(Data entries)

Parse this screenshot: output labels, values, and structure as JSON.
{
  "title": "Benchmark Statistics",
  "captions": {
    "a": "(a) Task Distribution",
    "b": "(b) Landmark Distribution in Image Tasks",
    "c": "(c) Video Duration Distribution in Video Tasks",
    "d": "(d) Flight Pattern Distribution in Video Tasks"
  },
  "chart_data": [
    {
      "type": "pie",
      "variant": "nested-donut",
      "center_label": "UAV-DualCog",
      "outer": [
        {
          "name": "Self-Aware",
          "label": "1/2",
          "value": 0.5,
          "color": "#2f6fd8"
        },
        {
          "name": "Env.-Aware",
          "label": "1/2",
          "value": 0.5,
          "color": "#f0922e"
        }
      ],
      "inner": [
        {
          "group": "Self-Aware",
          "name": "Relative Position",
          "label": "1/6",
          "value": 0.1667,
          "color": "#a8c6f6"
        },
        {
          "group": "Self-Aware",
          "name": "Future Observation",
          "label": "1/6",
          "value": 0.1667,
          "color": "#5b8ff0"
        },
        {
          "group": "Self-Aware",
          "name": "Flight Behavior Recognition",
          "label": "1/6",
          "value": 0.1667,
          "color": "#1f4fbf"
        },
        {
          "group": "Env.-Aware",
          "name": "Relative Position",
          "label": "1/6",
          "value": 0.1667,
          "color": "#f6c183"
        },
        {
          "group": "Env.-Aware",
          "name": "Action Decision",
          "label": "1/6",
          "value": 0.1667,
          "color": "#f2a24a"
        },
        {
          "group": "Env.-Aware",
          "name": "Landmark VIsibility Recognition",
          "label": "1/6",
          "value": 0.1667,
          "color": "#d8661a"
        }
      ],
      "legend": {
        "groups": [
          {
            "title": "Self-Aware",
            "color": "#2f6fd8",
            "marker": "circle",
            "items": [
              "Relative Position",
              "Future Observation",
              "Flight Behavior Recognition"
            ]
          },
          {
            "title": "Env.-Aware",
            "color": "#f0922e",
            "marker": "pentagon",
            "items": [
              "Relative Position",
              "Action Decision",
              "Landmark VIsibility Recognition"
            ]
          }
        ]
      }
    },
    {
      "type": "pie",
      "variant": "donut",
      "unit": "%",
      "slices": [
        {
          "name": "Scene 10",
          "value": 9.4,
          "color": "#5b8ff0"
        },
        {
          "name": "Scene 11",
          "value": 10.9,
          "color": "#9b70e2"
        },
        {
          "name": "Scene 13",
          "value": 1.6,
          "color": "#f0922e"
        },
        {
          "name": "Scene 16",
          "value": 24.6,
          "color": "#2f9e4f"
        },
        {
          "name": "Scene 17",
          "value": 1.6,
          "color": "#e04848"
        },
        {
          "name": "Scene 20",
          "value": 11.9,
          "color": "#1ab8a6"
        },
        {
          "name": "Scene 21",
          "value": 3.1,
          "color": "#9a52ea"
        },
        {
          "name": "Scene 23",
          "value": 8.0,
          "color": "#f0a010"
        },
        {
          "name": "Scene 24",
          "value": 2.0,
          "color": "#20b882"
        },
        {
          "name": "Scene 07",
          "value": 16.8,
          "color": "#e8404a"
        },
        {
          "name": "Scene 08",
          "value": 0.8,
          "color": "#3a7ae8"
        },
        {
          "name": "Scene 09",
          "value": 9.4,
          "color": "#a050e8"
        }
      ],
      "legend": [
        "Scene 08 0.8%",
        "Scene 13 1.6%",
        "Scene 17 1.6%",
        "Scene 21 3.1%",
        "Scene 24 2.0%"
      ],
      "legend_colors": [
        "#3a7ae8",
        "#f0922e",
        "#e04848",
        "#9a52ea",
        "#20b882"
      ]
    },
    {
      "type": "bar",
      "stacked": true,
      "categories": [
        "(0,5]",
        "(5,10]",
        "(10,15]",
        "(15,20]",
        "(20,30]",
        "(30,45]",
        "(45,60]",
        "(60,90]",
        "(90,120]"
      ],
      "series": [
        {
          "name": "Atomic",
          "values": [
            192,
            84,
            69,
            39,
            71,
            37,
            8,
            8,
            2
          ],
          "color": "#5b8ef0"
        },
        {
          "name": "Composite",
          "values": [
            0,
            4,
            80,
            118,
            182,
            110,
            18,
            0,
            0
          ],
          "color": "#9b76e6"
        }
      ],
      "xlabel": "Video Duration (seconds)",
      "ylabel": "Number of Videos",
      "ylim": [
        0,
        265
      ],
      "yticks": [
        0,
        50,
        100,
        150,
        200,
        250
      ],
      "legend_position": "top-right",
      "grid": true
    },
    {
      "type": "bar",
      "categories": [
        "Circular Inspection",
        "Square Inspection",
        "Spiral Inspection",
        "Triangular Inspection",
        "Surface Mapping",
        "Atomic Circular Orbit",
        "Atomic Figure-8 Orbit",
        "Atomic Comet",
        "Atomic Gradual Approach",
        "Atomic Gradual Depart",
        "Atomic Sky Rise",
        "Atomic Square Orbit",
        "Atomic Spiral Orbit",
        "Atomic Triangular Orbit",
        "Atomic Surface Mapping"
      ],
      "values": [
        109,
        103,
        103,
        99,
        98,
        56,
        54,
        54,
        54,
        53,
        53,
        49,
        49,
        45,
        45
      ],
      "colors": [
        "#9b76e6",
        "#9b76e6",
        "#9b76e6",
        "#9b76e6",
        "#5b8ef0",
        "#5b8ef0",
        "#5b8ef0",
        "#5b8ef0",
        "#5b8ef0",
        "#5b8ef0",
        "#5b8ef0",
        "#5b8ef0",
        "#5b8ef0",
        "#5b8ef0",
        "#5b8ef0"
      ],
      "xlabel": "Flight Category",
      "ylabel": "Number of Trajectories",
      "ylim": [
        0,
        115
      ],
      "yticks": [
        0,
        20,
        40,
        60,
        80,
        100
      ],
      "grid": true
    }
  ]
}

STATED PROBLEM: Scan the material and collect every line that contains "title".

EXERCISE RESULT:
  "title": "Benchmark Statistics",
            "title": "Self-Aware",
            "title": "Env.-Aware",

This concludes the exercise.